==== Dataset excerpts
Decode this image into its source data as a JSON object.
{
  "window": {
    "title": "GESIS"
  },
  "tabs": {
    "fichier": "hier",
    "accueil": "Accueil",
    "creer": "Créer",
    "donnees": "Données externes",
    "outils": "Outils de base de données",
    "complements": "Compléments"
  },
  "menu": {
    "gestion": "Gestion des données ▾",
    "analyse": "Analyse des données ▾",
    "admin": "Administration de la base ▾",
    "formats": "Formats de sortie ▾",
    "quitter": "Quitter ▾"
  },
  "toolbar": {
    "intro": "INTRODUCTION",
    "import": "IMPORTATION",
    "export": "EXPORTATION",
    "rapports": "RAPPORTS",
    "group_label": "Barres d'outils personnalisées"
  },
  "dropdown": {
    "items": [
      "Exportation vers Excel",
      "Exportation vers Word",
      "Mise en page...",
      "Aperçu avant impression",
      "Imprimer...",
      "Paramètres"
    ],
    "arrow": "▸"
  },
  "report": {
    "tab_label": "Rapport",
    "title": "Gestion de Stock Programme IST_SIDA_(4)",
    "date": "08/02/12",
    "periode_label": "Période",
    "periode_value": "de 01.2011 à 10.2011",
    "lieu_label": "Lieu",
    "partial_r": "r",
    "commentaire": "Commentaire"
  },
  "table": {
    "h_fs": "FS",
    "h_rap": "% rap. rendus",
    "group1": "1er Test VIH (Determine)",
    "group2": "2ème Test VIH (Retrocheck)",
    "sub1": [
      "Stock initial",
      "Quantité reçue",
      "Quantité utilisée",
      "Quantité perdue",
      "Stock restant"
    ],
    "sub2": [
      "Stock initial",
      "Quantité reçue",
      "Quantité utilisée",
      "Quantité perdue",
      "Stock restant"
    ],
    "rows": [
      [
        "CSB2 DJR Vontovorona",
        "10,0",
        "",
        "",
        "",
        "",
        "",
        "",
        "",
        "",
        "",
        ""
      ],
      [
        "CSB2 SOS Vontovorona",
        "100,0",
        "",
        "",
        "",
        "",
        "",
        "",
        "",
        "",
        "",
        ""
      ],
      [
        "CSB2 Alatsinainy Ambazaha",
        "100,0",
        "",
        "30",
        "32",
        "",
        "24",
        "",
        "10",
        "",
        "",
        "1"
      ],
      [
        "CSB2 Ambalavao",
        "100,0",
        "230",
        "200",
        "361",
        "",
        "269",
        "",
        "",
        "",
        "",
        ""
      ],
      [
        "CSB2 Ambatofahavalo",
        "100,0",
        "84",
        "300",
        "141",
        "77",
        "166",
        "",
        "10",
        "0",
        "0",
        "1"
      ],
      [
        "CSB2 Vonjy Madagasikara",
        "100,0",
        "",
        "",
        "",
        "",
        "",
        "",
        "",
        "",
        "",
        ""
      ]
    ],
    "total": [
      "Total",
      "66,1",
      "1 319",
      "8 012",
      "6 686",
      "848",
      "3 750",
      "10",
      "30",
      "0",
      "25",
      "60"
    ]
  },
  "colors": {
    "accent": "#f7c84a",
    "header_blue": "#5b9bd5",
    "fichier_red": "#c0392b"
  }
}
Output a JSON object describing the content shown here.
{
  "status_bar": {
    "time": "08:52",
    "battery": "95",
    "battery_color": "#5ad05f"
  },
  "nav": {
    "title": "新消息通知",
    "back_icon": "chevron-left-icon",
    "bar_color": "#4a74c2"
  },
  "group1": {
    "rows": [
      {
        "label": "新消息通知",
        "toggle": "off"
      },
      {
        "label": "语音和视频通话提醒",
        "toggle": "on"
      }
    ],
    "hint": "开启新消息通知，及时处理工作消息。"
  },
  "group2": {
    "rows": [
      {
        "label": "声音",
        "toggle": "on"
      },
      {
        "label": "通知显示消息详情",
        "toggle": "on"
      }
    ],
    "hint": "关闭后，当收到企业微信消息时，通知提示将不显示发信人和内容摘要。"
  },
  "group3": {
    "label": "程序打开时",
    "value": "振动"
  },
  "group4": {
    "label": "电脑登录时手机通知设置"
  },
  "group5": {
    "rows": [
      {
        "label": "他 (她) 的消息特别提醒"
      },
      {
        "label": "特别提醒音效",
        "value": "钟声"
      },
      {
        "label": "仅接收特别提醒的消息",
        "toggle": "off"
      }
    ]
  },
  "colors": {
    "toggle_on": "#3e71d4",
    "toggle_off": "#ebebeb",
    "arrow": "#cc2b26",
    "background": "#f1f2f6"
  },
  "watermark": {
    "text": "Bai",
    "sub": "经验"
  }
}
========
* _What is being asked_: Go through the records above and copy every line with the word "base".

* _Complete response_:
    "outils": "Outils de base de données",
    "admin": "Administration de la base ▾",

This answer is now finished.